Stored entries:
━━━━━━━━━━━━━━━━━━━━

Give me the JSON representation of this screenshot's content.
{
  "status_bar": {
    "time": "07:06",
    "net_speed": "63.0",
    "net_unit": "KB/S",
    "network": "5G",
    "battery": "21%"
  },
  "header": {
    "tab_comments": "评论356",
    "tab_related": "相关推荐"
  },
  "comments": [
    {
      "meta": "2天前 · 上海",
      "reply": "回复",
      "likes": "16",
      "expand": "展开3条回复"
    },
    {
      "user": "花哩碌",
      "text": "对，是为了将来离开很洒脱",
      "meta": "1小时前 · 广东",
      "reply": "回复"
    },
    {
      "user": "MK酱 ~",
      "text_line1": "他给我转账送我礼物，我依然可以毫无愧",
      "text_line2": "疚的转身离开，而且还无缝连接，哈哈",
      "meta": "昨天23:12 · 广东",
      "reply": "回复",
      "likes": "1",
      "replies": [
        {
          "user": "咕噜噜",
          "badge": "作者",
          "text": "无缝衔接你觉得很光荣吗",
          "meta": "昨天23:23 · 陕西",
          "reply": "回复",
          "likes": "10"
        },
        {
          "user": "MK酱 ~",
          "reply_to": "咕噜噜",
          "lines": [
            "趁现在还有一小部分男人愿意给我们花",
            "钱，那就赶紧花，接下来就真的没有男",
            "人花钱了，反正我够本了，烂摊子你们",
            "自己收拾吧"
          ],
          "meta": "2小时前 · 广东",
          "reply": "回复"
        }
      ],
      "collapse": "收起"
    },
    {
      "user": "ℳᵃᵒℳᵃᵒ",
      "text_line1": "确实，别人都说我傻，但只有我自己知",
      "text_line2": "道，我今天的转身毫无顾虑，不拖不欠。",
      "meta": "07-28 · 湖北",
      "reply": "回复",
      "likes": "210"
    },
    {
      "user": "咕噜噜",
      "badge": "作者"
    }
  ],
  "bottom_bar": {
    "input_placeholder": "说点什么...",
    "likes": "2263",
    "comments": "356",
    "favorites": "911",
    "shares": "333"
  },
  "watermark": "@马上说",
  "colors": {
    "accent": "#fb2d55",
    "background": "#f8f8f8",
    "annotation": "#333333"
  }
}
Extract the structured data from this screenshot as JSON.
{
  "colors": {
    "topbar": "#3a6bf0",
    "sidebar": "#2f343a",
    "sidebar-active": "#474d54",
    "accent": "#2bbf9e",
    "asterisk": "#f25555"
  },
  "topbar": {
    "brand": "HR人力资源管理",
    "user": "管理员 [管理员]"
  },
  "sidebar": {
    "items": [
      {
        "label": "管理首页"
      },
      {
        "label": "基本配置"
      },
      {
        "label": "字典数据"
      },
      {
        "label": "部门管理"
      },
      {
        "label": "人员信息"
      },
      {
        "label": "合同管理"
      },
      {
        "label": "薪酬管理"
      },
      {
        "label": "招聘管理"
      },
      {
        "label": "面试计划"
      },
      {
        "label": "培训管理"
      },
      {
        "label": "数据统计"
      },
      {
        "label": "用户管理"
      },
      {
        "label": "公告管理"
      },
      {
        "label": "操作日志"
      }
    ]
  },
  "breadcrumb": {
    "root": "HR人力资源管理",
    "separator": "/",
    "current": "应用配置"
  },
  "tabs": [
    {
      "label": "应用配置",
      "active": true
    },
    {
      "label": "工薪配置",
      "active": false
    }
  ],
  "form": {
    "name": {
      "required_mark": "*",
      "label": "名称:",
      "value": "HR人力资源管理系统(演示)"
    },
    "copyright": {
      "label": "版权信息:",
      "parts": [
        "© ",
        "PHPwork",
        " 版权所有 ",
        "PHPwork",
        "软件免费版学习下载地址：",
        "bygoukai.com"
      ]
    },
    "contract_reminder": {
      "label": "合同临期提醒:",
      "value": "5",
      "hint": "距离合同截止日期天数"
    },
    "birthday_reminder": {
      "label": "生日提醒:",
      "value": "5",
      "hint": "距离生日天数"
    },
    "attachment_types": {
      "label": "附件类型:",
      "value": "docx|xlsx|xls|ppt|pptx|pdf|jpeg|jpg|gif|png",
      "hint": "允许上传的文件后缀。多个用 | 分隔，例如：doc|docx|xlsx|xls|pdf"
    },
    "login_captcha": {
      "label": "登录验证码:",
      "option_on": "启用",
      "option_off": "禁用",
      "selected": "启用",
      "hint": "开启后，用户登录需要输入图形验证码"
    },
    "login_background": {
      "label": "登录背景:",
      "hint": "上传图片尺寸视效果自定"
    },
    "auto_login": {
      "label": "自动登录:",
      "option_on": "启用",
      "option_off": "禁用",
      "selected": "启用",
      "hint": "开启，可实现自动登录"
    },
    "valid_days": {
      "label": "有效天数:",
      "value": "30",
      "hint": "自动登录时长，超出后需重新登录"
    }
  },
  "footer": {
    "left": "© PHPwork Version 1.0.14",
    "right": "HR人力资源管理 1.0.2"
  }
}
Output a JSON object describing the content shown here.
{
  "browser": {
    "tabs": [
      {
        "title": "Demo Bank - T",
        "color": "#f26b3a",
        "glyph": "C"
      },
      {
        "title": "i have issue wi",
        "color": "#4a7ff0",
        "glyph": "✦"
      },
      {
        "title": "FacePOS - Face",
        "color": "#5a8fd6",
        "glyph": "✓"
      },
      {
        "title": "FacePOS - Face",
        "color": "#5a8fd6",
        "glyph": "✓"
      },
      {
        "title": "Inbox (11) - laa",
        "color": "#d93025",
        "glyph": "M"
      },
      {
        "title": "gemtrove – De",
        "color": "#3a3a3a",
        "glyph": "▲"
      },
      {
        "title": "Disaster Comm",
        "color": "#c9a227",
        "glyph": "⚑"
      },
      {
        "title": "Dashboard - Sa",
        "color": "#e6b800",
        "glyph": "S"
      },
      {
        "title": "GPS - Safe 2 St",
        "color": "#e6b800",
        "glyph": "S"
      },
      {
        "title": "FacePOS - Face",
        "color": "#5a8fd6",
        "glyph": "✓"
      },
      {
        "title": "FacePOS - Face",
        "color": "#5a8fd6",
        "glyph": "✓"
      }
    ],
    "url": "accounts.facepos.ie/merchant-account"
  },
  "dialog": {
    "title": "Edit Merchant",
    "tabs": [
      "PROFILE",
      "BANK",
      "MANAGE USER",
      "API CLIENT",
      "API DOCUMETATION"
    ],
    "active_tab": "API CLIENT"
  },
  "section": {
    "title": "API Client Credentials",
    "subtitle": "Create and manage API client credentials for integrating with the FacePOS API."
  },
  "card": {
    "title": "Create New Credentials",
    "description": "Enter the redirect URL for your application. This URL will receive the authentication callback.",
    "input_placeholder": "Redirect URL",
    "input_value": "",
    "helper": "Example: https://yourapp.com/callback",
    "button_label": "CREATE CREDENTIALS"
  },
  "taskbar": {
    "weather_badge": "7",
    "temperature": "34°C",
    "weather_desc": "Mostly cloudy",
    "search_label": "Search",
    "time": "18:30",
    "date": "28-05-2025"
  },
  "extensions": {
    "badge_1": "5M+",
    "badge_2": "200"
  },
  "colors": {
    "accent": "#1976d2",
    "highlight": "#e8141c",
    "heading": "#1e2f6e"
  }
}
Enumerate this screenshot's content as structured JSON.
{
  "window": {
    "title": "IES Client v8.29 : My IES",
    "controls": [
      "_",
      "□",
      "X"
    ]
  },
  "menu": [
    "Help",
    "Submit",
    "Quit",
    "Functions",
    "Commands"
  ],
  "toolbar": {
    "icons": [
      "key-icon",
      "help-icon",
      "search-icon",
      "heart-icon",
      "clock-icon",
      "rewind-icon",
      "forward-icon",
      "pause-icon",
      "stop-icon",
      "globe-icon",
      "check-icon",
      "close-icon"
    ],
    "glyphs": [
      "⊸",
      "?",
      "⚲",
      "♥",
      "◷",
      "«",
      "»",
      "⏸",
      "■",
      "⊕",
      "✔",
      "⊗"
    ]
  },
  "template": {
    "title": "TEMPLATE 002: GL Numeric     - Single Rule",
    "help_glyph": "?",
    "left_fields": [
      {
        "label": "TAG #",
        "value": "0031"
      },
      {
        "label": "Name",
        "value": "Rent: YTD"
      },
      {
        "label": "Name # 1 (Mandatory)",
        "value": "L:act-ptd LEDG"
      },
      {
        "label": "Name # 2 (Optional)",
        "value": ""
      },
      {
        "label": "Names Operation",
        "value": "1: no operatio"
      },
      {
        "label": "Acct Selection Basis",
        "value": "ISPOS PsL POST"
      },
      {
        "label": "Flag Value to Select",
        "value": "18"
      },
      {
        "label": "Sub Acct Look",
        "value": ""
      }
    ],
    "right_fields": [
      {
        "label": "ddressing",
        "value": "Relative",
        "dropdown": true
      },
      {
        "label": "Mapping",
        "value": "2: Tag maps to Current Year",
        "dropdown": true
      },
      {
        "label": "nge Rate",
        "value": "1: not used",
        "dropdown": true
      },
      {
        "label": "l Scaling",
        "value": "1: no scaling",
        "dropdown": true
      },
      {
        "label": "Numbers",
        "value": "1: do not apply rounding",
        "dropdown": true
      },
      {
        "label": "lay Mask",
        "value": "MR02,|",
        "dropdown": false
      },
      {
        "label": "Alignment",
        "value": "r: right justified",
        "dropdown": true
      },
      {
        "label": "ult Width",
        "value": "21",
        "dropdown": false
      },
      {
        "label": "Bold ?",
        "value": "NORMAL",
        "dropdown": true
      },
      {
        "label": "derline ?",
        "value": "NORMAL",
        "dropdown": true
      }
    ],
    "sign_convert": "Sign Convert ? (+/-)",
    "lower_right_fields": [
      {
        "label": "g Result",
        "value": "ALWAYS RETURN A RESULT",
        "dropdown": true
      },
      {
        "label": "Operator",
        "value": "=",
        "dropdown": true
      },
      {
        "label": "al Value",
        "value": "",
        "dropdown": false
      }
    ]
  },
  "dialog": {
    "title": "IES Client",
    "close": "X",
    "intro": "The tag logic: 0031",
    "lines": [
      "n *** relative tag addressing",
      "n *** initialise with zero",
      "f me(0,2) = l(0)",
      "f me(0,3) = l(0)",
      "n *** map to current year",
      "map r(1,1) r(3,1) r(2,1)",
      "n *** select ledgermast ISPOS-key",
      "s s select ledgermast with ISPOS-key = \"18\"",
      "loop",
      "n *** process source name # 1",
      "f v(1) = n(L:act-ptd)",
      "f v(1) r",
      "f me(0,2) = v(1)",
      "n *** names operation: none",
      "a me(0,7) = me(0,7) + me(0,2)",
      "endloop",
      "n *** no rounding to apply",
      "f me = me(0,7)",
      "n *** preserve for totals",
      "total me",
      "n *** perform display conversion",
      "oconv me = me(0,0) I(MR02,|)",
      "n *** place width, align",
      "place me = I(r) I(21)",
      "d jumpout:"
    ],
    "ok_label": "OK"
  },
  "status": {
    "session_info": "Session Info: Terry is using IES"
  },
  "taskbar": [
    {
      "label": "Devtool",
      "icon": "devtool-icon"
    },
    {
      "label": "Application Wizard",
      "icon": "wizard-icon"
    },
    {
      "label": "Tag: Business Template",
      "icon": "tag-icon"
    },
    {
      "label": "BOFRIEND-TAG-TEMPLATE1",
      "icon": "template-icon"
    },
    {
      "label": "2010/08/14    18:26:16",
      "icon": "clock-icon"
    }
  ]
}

━━━━━━━━━━━━━━━━━━━━

**Set exercise:** For the listing above, identify each line bearing "rounding".

**Response to the exercise:**
        "value": "1: do not apply rounding",
      "n *** no rounding to apply",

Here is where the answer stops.